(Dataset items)
• • •
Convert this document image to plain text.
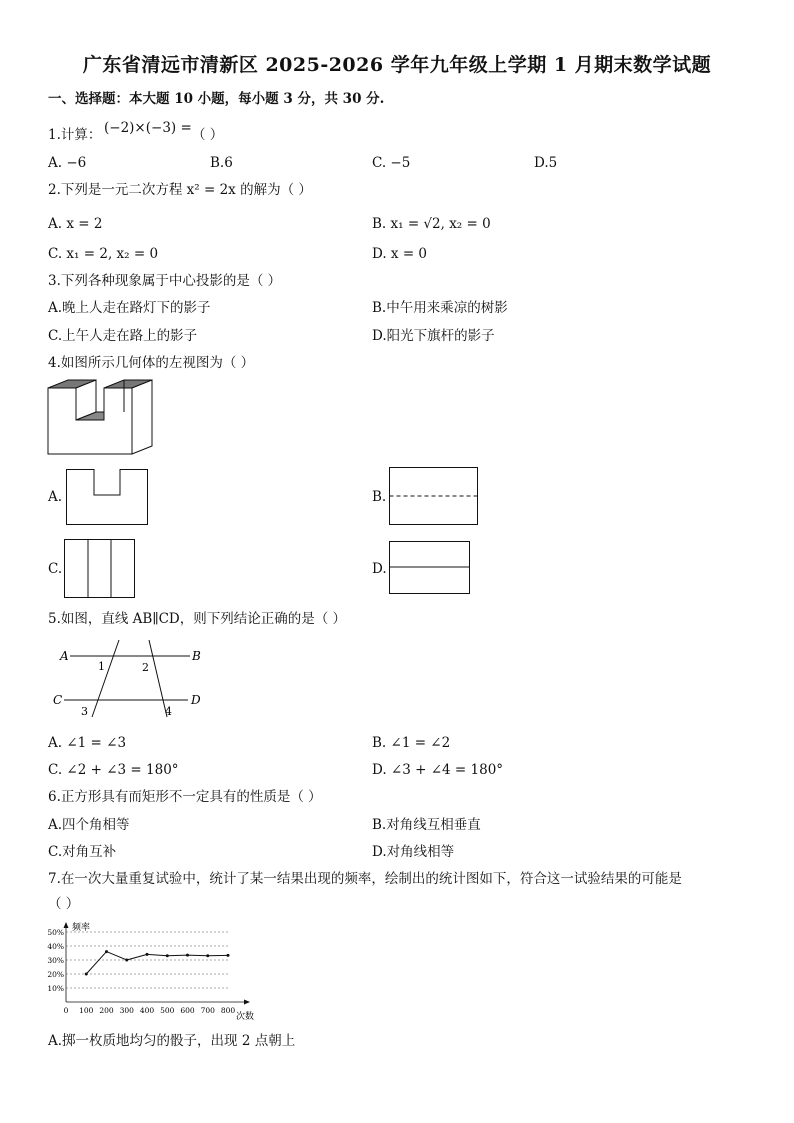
广东省清远市清新区 2025-2026 学年九年级上学期 1 月期末数学试题
一、选择题：本大题 10 小题，每小题 3 分，共 30 分.
1.计算： (−2)×(−3) = （ ）
A. −6	B.6	C. −5	D.5
2.下列是一元二次方程 x² = 2x 的解为（ ）
A. x = 2	B. x₁ = √2, x₂ = 0
C. x₁ = 2, x₂ = 0	D. x = 0
3.下列各种现象属于中心投影的是（ ）
A.晚上人走在路灯下的影子	B.中午用来乘凉的树影
C.上午人走在路上的影子	D.阳光下旗杆的影子
4.如图所示几何体的左视图为（ ）
A.	B.
C.	D.
5.如图，直线 AB∥CD，则下列结论正确的是（ ）
A	B
C	D
1	2
3	4
A. ∠1 = ∠3	B. ∠1 = ∠2
C. ∠2 + ∠3 = 180°	D. ∠3 + ∠4 = 180°
6.正方形具有而矩形不一定具有的性质是（ ）
A.四个角相等	B.对角线互相垂直
C.对角互补	D.对角线相等
7.在一次大量重复试验中，统计了某一结果出现的频率，绘制出的统计图如下，符合这一试验结果的可能是
（ ）
频率
次数
10%
20%
30%
40%
50%
0 100 200 300 400 500 600 700 800
A.掷一枚质地均匀的骰子，出现 2 点朝上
• • •
EXERCISE AIM: Reproduce the records, all of them, word for word; omit the pictures.

WRITTEN SOLUTION:
Convert this document image to plain text.
广东省清远市清新区 2025-2026 学年九年级上学期 1 月期末数学试题
一、选择题：本大题 10 小题，每小题 3 分，共 30 分.
1.计算： (−2)×(−3) = （ ）
A. −6	B.6	C. −5	D.5
2.下列是一元二次方程 x² = 2x 的解为（ ）
A. x = 2	B. x₁ = √2, x₂ = 0
C. x₁ = 2, x₂ = 0	D. x = 0
3.下列各种现象属于中心投影的是（ ）
A.晚上人走在路灯下的影子	B.中午用来乘凉的树影
C.上午人走在路上的影子	D.阳光下旗杆的影子
4.如图所示几何体的左视图为（ ）
A.	B.
C.	D.
5.如图，直线 AB∥CD，则下列结论正确的是（ ）
A	B
C	D
1	2
3	4
A. ∠1 = ∠3	B. ∠1 = ∠2
C. ∠2 + ∠3 = 180°	D. ∠3 + ∠4 = 180°
6.正方形具有而矩形不一定具有的性质是（ ）
A.四个角相等	B.对角线互相垂直
C.对角互补	D.对角线相等
7.在一次大量重复试验中，统计了某一结果出现的频率，绘制出的统计图如下，符合这一试验结果的可能是
（ ）
频率
次数
10%
20%
30%
40%
50%
0 100 200 300 400 500 600 700 800
A.掷一枚质地均匀的骰子，出现 2 点朝上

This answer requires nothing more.